■ **Exercise data**
--*--

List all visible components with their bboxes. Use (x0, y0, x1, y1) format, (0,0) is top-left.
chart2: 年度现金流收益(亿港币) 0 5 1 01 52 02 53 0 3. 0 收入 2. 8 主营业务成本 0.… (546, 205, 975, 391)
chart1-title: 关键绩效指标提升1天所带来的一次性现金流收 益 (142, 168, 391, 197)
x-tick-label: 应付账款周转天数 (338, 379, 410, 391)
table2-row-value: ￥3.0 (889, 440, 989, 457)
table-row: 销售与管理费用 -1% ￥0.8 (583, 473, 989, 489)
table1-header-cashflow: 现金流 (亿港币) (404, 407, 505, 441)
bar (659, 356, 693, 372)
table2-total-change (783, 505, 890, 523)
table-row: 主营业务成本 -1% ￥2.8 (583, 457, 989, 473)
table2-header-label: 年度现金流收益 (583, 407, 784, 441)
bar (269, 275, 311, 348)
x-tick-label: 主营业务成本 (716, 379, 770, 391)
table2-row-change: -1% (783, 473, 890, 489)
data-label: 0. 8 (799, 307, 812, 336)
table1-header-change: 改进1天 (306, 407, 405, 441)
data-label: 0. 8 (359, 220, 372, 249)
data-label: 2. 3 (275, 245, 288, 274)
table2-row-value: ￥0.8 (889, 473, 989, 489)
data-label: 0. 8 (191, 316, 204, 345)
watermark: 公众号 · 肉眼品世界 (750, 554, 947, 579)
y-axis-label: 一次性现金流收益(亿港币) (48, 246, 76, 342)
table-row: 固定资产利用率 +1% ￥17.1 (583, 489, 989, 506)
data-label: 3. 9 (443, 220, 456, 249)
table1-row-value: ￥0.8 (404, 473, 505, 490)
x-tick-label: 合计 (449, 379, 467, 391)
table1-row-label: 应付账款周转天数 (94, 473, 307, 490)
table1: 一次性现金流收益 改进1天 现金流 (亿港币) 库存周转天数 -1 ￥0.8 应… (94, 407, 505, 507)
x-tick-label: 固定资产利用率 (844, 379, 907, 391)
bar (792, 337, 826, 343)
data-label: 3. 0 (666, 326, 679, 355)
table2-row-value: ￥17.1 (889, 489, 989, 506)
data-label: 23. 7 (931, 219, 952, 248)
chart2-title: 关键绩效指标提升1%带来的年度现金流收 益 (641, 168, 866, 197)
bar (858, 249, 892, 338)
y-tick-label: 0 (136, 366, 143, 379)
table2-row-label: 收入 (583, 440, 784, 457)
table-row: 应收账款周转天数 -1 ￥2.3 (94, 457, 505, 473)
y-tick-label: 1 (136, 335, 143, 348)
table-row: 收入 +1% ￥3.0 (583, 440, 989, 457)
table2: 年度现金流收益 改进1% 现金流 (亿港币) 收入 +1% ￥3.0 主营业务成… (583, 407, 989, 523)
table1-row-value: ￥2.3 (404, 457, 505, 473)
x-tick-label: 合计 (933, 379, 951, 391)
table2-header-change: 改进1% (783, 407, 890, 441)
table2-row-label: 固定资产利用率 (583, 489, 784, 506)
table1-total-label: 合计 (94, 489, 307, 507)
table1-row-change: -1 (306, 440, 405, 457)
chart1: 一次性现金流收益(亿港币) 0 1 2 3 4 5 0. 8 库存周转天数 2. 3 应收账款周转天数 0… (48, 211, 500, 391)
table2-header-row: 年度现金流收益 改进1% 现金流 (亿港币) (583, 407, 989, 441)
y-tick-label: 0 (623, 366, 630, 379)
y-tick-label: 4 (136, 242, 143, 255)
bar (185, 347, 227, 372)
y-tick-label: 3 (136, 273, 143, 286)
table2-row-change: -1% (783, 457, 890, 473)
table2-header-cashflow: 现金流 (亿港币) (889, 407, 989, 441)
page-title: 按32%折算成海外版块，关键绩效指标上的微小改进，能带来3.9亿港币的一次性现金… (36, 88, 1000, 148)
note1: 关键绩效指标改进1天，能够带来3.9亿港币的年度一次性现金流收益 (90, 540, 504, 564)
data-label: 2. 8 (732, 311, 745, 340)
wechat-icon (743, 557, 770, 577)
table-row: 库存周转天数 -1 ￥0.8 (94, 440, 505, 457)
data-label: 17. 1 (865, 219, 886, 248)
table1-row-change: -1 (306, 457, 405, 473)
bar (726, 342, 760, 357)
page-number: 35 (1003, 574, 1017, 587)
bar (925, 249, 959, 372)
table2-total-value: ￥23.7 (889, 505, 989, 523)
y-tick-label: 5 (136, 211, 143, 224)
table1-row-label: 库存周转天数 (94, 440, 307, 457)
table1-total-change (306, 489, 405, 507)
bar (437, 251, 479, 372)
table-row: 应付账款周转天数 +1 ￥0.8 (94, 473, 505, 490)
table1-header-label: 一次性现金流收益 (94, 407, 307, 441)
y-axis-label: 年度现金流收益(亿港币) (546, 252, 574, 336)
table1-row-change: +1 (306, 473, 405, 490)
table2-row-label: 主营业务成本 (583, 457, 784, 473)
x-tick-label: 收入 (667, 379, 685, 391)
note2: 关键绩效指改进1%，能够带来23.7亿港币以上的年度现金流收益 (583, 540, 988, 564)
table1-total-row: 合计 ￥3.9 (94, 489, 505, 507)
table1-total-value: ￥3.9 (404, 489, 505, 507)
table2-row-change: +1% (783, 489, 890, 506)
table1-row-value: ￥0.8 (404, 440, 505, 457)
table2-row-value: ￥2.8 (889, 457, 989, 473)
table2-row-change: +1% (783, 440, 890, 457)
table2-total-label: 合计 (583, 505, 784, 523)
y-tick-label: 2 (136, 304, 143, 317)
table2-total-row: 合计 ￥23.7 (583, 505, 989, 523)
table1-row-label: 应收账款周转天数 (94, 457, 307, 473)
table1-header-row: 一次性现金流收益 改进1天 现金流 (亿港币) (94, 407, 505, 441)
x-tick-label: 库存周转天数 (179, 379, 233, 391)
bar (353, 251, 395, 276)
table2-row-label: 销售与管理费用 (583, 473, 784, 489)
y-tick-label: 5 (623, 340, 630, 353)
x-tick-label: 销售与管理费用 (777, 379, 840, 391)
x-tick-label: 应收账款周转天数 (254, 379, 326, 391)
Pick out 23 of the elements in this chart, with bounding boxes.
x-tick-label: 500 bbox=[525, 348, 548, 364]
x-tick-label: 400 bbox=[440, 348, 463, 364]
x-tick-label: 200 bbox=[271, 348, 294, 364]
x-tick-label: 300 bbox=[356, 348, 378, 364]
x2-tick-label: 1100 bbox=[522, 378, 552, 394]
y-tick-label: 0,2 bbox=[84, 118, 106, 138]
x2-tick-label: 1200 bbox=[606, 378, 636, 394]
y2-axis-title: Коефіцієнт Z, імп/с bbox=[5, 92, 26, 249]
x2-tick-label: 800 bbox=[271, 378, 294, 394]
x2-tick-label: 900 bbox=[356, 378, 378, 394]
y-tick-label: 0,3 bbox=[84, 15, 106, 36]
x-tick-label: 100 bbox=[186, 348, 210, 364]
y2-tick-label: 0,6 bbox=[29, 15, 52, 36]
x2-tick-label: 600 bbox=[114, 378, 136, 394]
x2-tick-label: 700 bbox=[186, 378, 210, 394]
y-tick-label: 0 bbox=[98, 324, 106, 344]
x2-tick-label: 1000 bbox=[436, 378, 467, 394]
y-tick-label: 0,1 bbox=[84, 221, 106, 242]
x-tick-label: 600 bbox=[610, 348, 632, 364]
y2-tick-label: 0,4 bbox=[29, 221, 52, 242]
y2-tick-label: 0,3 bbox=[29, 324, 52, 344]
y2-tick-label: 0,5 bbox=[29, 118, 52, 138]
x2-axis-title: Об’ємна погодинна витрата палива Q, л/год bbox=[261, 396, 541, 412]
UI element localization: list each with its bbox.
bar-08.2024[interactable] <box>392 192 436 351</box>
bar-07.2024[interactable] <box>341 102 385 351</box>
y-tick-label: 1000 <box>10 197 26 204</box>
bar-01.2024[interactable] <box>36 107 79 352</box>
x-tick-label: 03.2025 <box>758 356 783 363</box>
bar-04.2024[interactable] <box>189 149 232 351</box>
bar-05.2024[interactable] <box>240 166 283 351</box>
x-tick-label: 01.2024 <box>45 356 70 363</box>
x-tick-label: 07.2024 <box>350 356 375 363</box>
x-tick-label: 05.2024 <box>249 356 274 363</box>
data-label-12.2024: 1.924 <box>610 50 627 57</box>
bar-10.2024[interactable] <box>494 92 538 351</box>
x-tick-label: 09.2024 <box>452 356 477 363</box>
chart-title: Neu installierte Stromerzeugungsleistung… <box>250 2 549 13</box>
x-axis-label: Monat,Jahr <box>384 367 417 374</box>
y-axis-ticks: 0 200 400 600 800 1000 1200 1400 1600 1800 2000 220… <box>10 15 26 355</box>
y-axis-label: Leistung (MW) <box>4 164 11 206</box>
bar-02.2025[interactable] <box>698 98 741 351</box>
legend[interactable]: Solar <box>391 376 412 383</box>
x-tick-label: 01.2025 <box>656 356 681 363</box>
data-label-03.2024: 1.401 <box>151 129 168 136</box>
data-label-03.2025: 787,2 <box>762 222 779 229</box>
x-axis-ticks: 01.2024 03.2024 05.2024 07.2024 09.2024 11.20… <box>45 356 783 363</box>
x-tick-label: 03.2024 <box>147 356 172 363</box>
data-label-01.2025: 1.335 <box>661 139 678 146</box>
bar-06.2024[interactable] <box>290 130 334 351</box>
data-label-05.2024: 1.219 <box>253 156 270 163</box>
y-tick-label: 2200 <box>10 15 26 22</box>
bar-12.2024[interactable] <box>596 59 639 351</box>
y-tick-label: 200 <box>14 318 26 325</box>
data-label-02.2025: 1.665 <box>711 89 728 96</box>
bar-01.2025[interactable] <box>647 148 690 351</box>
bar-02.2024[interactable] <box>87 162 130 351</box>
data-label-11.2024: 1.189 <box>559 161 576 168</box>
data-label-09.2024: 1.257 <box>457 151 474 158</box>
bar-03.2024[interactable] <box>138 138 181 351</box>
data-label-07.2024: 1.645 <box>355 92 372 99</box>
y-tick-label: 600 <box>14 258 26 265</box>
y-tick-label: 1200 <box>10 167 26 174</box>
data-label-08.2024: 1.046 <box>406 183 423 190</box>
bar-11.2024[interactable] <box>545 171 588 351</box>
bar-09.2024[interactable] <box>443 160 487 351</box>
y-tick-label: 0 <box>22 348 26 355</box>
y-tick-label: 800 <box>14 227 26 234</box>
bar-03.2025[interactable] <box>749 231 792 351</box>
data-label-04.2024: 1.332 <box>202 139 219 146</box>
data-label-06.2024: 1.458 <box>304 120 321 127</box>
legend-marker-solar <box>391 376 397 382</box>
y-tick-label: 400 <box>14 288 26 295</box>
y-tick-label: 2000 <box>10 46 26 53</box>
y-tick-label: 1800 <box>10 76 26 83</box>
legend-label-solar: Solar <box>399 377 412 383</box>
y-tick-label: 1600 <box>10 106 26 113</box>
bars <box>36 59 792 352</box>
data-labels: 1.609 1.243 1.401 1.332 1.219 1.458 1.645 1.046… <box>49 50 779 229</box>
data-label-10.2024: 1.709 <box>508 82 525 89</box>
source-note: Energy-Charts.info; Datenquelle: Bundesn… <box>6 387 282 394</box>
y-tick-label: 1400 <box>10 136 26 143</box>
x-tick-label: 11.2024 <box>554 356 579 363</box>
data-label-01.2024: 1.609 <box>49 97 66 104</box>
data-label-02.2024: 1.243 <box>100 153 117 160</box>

--*--

■ **Requirement**
Repeat the data above word for word, from its first line through the line containing "table2-row-change: -1% (783, 473, 890, 489)", including both of those lines.

■ **Result of the task**
List all visible components with their bboxes. Use (x0, y0, x1, y1) format, (0,0) is top-left.
chart2: 年度现金流收益(亿港币) 0 5 1 01 52 02 53 0 3. 0 收入 2. 8 主营业务成本 0.… (546, 205, 975, 391)
chart1-title: 关键绩效指标提升1天所带来的一次性现金流收 益 (142, 168, 391, 197)
x-tick-label: 应付账款周转天数 (338, 379, 410, 391)
table2-row-value: ￥3.0 (889, 440, 989, 457)
table-row: 销售与管理费用 -1% ￥0.8 (583, 473, 989, 489)
table1-header-cashflow: 现金流 (亿港币) (404, 407, 505, 441)
bar (659, 356, 693, 372)
table2-total-change (783, 505, 890, 523)
table-row: 主营业务成本 -1% ￥2.8 (583, 457, 989, 473)
table2-header-label: 年度现金流收益 (583, 407, 784, 441)
bar (269, 275, 311, 348)
x-tick-label: 主营业务成本 (716, 379, 770, 391)
table2-row-change: -1% (783, 473, 890, 489)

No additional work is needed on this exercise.